§ **Direction**
Write the material out again in full, exactly.

§ **Task data**

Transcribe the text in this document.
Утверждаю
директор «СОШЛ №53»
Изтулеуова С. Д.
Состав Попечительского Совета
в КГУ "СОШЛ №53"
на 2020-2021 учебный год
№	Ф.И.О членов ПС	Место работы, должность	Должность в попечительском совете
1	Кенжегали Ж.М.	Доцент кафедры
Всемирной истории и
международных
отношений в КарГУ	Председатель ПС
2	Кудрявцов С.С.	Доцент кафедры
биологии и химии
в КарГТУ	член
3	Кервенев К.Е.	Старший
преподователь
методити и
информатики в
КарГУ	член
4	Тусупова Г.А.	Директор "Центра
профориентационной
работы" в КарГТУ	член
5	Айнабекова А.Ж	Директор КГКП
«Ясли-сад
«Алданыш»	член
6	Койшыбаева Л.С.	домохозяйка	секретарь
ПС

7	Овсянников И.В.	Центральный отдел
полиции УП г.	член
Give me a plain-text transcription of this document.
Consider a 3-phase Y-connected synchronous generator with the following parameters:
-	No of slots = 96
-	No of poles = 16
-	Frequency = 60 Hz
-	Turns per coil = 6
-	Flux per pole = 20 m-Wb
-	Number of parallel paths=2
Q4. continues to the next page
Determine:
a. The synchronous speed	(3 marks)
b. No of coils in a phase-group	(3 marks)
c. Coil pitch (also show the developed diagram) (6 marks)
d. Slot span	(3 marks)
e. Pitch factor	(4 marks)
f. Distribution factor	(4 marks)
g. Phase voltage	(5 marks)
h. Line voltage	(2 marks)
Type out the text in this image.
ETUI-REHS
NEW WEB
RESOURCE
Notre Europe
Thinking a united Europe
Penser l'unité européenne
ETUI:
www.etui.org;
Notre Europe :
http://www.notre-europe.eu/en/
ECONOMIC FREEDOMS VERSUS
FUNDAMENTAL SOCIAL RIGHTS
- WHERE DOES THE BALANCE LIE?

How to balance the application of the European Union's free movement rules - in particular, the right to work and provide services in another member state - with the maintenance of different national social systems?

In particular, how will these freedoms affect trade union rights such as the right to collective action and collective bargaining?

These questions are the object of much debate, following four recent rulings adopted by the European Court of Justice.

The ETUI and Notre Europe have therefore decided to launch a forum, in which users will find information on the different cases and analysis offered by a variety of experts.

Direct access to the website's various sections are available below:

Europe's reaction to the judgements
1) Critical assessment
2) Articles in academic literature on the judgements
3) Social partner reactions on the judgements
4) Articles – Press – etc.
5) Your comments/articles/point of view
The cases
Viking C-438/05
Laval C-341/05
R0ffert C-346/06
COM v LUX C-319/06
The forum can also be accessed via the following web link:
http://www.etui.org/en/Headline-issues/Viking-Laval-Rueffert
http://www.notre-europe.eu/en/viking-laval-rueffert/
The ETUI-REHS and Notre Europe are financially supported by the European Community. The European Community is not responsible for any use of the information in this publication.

§ **Result below**
Transcribe the text in this document.
Утверждаю
директор «СОШЛ №53»
Изтулеуова С. Д.
Состав Попечительского Совета
в КГУ "СОШЛ №53"
на 2020-2021 учебный год
№	Ф.И.О членов ПС	Место работы, должность	Должность в попечительском совете
1	Кенжегали Ж.М.	Доцент кафедры
Всемирной истории и
международных
отношений в КарГУ	Председатель ПС
2	Кудрявцов С.С.	Доцент кафедры
биологии и химии
в КарГТУ	член
3	Кервенев К.Е.	Старший
преподователь
методити и
информатики в
КарГУ	член
4	Тусупова Г.А.	Директор "Центра
профориентационной
работы" в КарГТУ	член
5	Айнабекова А.Ж	Директор КГКП
«Ясли-сад
«Алданыш»	член
6	Койшыбаева Л.С.	домохозяйка	секретарь
ПС

7	Овсянников И.В.	Центральный отдел
полиции УП г.	член
Give me a plain-text transcription of this document.
Consider a 3-phase Y-connected synchronous generator with the following parameters:
-	No of slots = 96
-	No of poles = 16
-	Frequency = 60 Hz
-	Turns per coil = 6
-	Flux per pole = 20 m-Wb
-	Number of parallel paths=2
Q4. continues to the next page
Determine:
a. The synchronous speed	(3 marks)
b. No of coils in a phase-group	(3 marks)
c. Coil pitch (also show the developed diagram) (6 marks)
d. Slot span	(3 marks)
e. Pitch factor	(4 marks)
f. Distribution factor	(4 marks)
g. Phase voltage	(5 marks)
h. Line voltage	(2 marks)
Type out the text in this image.
ETUI-REHS
NEW WEB
RESOURCE
Notre Europe
Thinking a united Europe
Penser l'unité européenne
ETUI:
www.etui.org;
Notre Europe :
http://www.notre-europe.eu/en/
ECONOMIC FREEDOMS VERSUS
FUNDAMENTAL SOCIAL RIGHTS
- WHERE DOES THE BALANCE LIE?

How to balance the application of the European Union's free movement rules - in particular, the right to work and provide services in another member state - with the maintenance of different national social systems?

In particular, how will these freedoms affect trade union rights such as the right to collective action and collective bargaining?

These questions are the object of much debate, following four recent rulings adopted by the European Court of Justice.

The ETUI and Notre Europe have therefore decided to launch a forum, in which users will find information on the different cases and analysis offered by a variety of experts.

Direct access to the website's various sections are available below:

Europe's reaction to the judgements
1) Critical assessment
2) Articles in academic literature on the judgements
3) Social partner reactions on the judgements
4) Articles – Press – etc.
5) Your comments/articles/point of view
The cases
Viking C-438/05
Laval C-341/05
R0ffert C-346/06
COM v LUX C-319/06
The forum can also be accessed via the following web link:
http://www.etui.org/en/Headline-issues/Viking-Laval-Rueffert
http://www.notre-europe.eu/en/viking-laval-rueffert/
The ETUI-REHS and Notre Europe are financially supported by the European Community. The European Community is not responsible for any use of the information in this publication.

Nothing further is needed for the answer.